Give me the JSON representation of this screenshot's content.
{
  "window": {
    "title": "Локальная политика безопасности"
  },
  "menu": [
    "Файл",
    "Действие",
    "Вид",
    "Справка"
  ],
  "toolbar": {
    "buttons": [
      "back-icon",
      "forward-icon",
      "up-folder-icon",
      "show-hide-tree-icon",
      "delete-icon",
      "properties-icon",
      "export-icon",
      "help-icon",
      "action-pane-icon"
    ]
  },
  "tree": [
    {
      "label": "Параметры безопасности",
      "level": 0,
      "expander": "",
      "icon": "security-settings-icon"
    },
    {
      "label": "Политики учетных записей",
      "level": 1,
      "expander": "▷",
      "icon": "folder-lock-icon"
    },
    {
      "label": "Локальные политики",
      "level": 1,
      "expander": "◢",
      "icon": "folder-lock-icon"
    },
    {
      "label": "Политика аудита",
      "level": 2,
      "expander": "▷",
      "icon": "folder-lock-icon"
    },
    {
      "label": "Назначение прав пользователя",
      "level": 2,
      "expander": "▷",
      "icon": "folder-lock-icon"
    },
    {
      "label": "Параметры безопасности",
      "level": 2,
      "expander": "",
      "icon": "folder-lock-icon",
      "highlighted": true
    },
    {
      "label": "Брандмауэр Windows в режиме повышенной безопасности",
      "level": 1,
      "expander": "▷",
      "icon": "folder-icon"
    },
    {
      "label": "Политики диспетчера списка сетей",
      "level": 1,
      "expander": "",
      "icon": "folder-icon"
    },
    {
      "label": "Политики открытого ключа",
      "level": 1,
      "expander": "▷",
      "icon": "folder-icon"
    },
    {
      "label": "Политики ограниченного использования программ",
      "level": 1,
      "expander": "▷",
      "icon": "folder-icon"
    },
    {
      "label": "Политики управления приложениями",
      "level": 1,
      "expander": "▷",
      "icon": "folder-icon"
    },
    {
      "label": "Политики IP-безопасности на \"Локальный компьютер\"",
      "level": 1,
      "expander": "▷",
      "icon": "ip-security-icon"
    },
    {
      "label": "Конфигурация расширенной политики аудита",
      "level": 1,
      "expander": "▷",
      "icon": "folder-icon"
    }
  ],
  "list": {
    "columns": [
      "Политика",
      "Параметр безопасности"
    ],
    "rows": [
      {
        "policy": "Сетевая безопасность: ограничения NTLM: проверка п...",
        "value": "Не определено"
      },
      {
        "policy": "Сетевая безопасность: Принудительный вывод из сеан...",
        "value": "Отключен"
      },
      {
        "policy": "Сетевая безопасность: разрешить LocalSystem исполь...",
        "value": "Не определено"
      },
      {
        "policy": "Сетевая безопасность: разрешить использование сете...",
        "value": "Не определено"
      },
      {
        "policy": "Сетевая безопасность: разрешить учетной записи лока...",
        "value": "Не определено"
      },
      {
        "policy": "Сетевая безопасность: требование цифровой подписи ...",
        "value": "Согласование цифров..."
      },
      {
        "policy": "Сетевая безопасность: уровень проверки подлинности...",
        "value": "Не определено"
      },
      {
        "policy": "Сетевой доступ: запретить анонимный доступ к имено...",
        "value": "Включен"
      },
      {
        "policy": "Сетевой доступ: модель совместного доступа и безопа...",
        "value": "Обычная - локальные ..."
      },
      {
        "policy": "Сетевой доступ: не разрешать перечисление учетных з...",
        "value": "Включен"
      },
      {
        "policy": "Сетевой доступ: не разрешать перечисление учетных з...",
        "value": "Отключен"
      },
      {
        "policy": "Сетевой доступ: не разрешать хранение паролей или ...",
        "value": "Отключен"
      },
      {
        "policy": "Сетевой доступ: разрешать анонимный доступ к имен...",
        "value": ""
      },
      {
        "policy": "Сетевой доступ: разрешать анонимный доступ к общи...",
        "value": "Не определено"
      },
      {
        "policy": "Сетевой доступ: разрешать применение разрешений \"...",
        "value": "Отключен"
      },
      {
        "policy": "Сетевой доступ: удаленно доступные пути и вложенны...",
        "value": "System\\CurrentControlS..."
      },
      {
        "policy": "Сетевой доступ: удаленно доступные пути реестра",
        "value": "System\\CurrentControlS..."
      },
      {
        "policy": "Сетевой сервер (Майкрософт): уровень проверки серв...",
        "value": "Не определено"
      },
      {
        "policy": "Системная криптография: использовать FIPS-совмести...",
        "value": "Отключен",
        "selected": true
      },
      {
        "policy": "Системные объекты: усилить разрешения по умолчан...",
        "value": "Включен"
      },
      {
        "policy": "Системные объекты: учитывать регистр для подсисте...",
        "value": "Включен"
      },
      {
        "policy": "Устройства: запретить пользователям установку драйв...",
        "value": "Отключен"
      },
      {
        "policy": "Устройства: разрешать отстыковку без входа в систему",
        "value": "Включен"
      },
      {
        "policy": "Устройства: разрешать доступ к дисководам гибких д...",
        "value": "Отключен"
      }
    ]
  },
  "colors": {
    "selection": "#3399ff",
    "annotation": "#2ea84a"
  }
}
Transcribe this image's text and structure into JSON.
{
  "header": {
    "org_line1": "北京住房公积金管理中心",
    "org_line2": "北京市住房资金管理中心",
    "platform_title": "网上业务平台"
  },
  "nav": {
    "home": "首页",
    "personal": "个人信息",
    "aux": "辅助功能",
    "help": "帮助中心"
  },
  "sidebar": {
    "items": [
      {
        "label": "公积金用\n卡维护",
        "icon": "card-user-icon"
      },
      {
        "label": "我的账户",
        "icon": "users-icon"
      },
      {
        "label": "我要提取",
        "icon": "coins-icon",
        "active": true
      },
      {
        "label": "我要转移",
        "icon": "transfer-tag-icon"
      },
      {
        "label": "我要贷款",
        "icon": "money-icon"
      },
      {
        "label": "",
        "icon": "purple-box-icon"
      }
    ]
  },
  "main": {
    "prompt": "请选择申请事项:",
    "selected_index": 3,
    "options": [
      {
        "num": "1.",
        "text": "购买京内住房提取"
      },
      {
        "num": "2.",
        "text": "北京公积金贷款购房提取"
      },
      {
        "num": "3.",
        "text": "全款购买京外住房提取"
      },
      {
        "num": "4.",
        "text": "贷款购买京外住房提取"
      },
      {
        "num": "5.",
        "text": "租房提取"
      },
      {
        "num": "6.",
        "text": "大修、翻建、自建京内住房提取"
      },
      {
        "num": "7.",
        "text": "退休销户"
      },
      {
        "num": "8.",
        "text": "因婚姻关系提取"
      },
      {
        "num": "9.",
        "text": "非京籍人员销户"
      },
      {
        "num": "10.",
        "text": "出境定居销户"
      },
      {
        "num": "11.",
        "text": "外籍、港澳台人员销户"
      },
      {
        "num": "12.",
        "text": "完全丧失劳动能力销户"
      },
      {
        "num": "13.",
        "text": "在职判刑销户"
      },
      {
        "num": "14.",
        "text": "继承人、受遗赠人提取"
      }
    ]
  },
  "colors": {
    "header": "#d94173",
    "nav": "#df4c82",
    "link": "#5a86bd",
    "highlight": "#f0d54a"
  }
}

# [Brief]
Return each line of the data exactly as written above.

# [Task solution]
Give me the JSON representation of this screenshot's content.
{
  "window": {
    "title": "Локальная политика безопасности"
  },
  "menu": [
    "Файл",
    "Действие",
    "Вид",
    "Справка"
  ],
  "toolbar": {
    "buttons": [
      "back-icon",
      "forward-icon",
      "up-folder-icon",
      "show-hide-tree-icon",
      "delete-icon",
      "properties-icon",
      "export-icon",
      "help-icon",
      "action-pane-icon"
    ]
  },
  "tree": [
    {
      "label": "Параметры безопасности",
      "level": 0,
      "expander": "",
      "icon": "security-settings-icon"
    },
    {
      "label": "Политики учетных записей",
      "level": 1,
      "expander": "▷",
      "icon": "folder-lock-icon"
    },
    {
      "label": "Локальные политики",
      "level": 1,
      "expander": "◢",
      "icon": "folder-lock-icon"
    },
    {
      "label": "Политика аудита",
      "level": 2,
      "expander": "▷",
      "icon": "folder-lock-icon"
    },
    {
      "label": "Назначение прав пользователя",
      "level": 2,
      "expander": "▷",
      "icon": "folder-lock-icon"
    },
    {
      "label": "Параметры безопасности",
      "level": 2,
      "expander": "",
      "icon": "folder-lock-icon",
      "highlighted": true
    },
    {
      "label": "Брандмауэр Windows в режиме повышенной безопасности",
      "level": 1,
      "expander": "▷",
      "icon": "folder-icon"
    },
    {
      "label": "Политики диспетчера списка сетей",
      "level": 1,
      "expander": "",
      "icon": "folder-icon"
    },
    {
      "label": "Политики открытого ключа",
      "level": 1,
      "expander": "▷",
      "icon": "folder-icon"
    },
    {
      "label": "Политики ограниченного использования программ",
      "level": 1,
      "expander": "▷",
      "icon": "folder-icon"
    },
    {
      "label": "Политики управления приложениями",
      "level": 1,
      "expander": "▷",
      "icon": "folder-icon"
    },
    {
      "label": "Политики IP-безопасности на \"Локальный компьютер\"",
      "level": 1,
      "expander": "▷",
      "icon": "ip-security-icon"
    },
    {
      "label": "Конфигурация расширенной политики аудита",
      "level": 1,
      "expander": "▷",
      "icon": "folder-icon"
    }
  ],
  "list": {
    "columns": [
      "Политика",
      "Параметр безопасности"
    ],
    "rows": [
      {
        "policy": "Сетевая безопасность: ограничения NTLM: проверка п...",
        "value": "Не определено"
      },
      {
        "policy": "Сетевая безопасность: Принудительный вывод из сеан...",
        "value": "Отключен"
      },
      {
        "policy": "Сетевая безопасность: разрешить LocalSystem исполь...",
        "value": "Не определено"
      },
      {
        "policy": "Сетевая безопасность: разрешить использование сете...",
        "value": "Не определено"
      },
      {
        "policy": "Сетевая безопасность: разрешить учетной записи лока...",
        "value": "Не определено"
      },
      {
        "policy": "Сетевая безопасность: требование цифровой подписи ...",
        "value": "Согласование цифров..."
      },
      {
        "policy": "Сетевая безопасность: уровень проверки подлинности...",
        "value": "Не определено"
      },
      {
        "policy": "Сетевой доступ: запретить анонимный доступ к имено...",
        "value": "Включен"
      },
      {
        "policy": "Сетевой доступ: модель совместного доступа и безопа...",
        "value": "Обычная - локальные ..."
      },
      {
        "policy": "Сетевой доступ: не разрешать перечисление учетных з...",
        "value": "Включен"
      },
      {
        "policy": "Сетевой доступ: не разрешать перечисление учетных з...",
        "value": "Отключен"
      },
      {
        "policy": "Сетевой доступ: не разрешать хранение паролей или ...",
        "value": "Отключен"
      },
      {
        "policy": "Сетевой доступ: разрешать анонимный доступ к имен...",
        "value": ""
      },
      {
        "policy": "Сетевой доступ: разрешать анонимный доступ к общи...",
        "value": "Не определено"
      },
      {
        "policy": "Сетевой доступ: разрешать применение разрешений \"...",
        "value": "Отключен"
      },
      {
        "policy": "Сетевой доступ: удаленно доступные пути и вложенны...",
        "value": "System\\CurrentControlS..."
      },
      {
        "policy": "Сетевой доступ: удаленно доступные пути реестра",
        "value": "System\\CurrentControlS..."
      },
      {
        "policy": "Сетевой сервер (Майкрософт): уровень проверки серв...",
        "value": "Не определено"
      },
      {
        "policy": "Системная криптография: использовать FIPS-совмести...",
        "value": "Отключен",
        "selected": true
      },
      {
        "policy": "Системные объекты: усилить разрешения по умолчан...",
        "value": "Включен"
      },
      {
        "policy": "Системные объекты: учитывать регистр для подсисте...",
        "value": "Включен"
      },
      {
        "policy": "Устройства: запретить пользователям установку драйв...",
        "value": "Отключен"
      },
      {
        "policy": "Устройства: разрешать отстыковку без входа в систему",
        "value": "Включен"
      },
      {
        "policy": "Устройства: разрешать доступ к дисководам гибких д...",
        "value": "Отключен"
      }
    ]
  },
  "colors": {
    "selection": "#3399ff",
    "annotation": "#2ea84a"
  }
}
Transcribe this image's text and structure into JSON.
{
  "header": {
    "org_line1": "北京住房公积金管理中心",
    "org_line2": "北京市住房资金管理中心",
    "platform_title": "网上业务平台"
  },
  "nav": {
    "home": "首页",
    "personal": "个人信息",
    "aux": "辅助功能",
    "help": "帮助中心"
  },
  "sidebar": {
    "items": [
      {
        "label": "公积金用\n卡维护",
        "icon": "card-user-icon"
      },
      {
        "label": "我的账户",
        "icon": "users-icon"
      },
      {
        "label": "我要提取",
        "icon": "coins-icon",
        "active": true
      },
      {
        "label": "我要转移",
        "icon": "transfer-tag-icon"
      },
      {
        "label": "我要贷款",
        "icon": "money-icon"
      },
      {
        "label": "",
        "icon": "purple-box-icon"
      }
    ]
  },
  "main": {
    "prompt": "请选择申请事项:",
    "selected_index": 3,
    "options": [
      {
        "num": "1.",
        "text": "购买京内住房提取"
      },
      {
        "num": "2.",
        "text": "北京公积金贷款购房提取"
      },
      {
        "num": "3.",
        "text": "全款购买京外住房提取"
      },
      {
        "num": "4.",
        "text": "贷款购买京外住房提取"
      },
      {
        "num": "5.",
        "text": "租房提取"
      },
      {
        "num": "6.",
        "text": "大修、翻建、自建京内住房提取"
      },
      {
        "num": "7.",
        "text": "退休销户"
      },
      {
        "num": "8.",
        "text": "因婚姻关系提取"
      },
      {
        "num": "9.",
        "text": "非京籍人员销户"
      },
      {
        "num": "10.",
        "text": "出境定居销户"
      },
      {
        "num": "11.",
        "text": "外籍、港澳台人员销户"
      },
      {
        "num": "12.",
        "text": "完全丧失劳动能力销户"
      },
      {
        "num": "13.",
        "text": "在职判刑销户"
      },
      {
        "num": "14.",
        "text": "继承人、受遗赠人提取"
      }
    ]
  },
  "colors": {
    "header": "#d94173",
    "nav": "#df4c82",
    "link": "#5a86bd",
    "highlight": "#f0d54a"
  }
}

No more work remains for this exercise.